Work instructions ::
How many of the lines below include "bottom"? Give the number and no other words.

Input data ::
....

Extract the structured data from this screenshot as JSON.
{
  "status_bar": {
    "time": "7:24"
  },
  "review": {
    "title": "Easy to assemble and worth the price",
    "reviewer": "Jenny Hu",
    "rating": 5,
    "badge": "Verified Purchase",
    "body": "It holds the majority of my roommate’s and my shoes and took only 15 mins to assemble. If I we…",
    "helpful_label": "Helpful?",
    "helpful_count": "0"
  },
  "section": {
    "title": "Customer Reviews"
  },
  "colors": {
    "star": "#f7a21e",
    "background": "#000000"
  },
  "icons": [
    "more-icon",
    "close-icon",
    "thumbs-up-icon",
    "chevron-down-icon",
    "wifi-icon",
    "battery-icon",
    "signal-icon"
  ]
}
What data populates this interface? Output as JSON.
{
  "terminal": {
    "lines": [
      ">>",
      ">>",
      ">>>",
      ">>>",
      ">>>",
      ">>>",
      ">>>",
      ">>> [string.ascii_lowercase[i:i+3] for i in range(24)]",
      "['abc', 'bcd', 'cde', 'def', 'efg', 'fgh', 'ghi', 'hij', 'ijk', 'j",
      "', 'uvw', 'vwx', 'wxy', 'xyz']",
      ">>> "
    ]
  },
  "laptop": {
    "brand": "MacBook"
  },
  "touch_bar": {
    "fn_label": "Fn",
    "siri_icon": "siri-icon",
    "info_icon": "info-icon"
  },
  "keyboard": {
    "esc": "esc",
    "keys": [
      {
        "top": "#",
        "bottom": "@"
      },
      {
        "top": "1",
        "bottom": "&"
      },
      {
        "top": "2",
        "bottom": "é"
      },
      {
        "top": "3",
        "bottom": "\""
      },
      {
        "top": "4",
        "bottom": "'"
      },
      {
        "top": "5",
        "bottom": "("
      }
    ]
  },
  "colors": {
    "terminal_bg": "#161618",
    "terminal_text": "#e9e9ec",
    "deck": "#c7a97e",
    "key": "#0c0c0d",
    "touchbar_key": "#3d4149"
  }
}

....

Task response ::
6